====== FRAGMENTO EXTRAÍDO

Este sábado iba de libertad. Pero en un sentido mucho más profundo que el aparente de que permitan unas carreritas a determinada hora. Algo así como la libertad de escoger bajo qué bandera se alista uno puesto que hay dos caudillos en pugna permanentemente. Y no es una cuestión política, como es fácil suponer, de lo que estoy hablando. Todos tenemos que elegir bando y militar en él : de los que ayudan a sobrellevar las penalidades o de los que enconan el malestar, de los que van a lo suyo o de los que van a lo de los demás, de los que miran por uno o de los que miran por todos. Dos banderas . La bandera de la libertad o la de la esclavitud. Qué buena meditación para la tarde del sábado.
La mañana la había empleado en llevarle dinero a mi madre nonagenaria, ella que no es libre de salir a la calle porque las artritis de las rodillas y cinco escalones traicioneros le limitan mucho la libertad de movimientos. Hacía seis semanas que no la veía en persona, todo el tiempo que hemos tenido limitada la circulación y la reunión en aras de lo que Fernando Savater denominaba en su columna el Estado Clínico democrático . Una interesante disquisición sobre la vida y la libertad , dos derechos en conflicto -en tensión habría que decir- y la solución que le han dado a lo largo de la historia.
A este respecto, mi párroco envió una interesante reflexión a modo de homilía breve de la lectura en el «Regina Coeli». Decía don Carlos: «Todos los días pedimos a Dios la salud, hoy empezamos a hacer deporte porque es importante para la salud. Pero, ¿para qué la queremos? , ¿para vivir con tanta independencia que caemos en la indiferencia?, ¿para no vernos limitados en el disfrute corporal y en nuestras aspiraciones personales?, ¿para no tenernos que ocupar de quienes enferman? Si esto es así, seremos gente con salud, pero totalmente paralizados por nuestro egoísmo y nuestra soberbia«.

============

> TU OBJETIVO
Contesta estas preguntas con lo que dice el texto sobre la libertad:
1. ¿Entre qué dos banderas hay que elegir?
2. ¿Cuántas semanas hacía que quien escribe no veía a su madre en persona?
3. Según el párroco, ¿qué empezamos a hacer hoy?
Estos registros no tienen nada que ver con el texto.

====== DATOS GUARDADOS

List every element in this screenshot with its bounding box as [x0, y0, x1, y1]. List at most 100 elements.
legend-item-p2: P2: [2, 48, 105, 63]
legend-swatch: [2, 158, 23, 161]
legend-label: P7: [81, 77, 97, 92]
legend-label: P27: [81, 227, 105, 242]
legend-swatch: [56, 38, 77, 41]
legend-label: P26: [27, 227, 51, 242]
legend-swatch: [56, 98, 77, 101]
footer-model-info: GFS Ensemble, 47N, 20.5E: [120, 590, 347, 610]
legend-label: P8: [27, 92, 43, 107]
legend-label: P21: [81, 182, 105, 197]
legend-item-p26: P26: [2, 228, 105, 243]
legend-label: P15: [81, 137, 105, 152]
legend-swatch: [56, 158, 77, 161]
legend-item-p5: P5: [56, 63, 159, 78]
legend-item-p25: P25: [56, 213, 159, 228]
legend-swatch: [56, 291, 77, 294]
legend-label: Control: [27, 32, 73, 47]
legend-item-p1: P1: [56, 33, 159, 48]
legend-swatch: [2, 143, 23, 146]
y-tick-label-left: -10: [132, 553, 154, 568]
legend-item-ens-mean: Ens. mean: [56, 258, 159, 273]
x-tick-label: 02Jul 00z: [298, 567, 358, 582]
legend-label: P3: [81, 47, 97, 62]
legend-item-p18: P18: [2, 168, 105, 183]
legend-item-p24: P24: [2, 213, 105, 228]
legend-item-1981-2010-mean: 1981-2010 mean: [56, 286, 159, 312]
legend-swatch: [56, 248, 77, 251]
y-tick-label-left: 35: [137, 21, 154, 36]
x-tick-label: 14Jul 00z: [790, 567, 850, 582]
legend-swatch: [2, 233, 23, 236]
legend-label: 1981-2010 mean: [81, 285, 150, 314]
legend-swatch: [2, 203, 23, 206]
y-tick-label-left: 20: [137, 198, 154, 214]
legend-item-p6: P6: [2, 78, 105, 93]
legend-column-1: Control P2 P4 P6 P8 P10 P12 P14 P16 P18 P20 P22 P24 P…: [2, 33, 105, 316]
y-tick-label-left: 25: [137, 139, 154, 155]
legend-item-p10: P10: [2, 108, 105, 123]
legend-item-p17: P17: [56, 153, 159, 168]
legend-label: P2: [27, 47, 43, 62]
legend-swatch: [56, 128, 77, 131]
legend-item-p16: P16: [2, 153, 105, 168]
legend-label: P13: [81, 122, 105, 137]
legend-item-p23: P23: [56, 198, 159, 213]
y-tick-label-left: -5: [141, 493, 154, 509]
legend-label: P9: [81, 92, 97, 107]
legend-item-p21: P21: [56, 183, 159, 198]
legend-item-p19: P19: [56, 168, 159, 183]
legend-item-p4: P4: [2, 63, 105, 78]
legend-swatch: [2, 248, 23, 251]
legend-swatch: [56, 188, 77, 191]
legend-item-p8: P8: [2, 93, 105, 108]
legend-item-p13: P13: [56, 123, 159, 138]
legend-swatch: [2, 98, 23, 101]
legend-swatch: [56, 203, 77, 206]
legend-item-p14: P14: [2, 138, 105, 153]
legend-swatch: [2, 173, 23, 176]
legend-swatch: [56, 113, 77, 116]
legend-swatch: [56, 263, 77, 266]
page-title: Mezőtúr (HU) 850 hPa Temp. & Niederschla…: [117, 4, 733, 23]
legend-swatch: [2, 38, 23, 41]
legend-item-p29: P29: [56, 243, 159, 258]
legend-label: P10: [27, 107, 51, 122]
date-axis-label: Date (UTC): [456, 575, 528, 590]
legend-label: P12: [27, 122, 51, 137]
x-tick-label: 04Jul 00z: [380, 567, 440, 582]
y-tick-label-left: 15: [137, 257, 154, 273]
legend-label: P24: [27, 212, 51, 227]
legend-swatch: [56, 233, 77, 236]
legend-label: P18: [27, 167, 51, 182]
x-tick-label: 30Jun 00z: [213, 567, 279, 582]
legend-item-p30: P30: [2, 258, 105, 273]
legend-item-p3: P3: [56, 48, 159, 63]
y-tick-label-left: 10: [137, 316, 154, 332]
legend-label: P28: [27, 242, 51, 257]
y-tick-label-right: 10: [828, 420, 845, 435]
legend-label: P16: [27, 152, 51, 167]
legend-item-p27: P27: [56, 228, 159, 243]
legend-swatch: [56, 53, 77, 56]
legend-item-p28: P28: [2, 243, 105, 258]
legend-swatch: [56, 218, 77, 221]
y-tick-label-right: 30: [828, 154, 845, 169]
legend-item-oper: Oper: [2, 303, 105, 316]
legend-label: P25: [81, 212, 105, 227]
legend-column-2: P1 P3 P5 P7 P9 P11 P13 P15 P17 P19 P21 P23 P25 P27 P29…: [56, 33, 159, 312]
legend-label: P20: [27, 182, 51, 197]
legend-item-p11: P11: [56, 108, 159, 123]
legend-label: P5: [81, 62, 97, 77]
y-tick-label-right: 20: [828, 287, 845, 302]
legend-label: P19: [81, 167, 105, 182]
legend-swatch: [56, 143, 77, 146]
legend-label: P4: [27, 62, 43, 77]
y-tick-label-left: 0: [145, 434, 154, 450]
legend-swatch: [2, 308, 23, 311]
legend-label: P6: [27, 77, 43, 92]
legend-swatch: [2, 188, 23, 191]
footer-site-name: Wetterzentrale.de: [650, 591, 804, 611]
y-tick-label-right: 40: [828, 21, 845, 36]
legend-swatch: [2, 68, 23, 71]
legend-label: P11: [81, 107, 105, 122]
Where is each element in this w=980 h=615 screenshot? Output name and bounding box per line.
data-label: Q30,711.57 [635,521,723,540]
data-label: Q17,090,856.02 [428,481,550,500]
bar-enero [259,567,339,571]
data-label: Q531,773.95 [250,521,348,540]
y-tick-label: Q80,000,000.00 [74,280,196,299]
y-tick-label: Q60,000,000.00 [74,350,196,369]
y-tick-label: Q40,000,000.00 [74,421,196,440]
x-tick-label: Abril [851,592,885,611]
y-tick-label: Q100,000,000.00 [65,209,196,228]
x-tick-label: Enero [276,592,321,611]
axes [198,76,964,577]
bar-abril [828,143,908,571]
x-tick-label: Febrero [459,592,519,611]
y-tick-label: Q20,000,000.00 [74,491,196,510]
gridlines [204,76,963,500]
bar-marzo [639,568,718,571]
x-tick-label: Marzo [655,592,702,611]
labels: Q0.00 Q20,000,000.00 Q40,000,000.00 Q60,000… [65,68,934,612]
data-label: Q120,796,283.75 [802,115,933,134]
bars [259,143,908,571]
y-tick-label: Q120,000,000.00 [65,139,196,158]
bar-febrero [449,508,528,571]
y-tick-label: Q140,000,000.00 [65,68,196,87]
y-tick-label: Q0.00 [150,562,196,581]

============

> TAREA RESUELTA
1. Entre la bandera de la libertad y la de la esclavitud.
2. Seis semanas.
3. Deporte.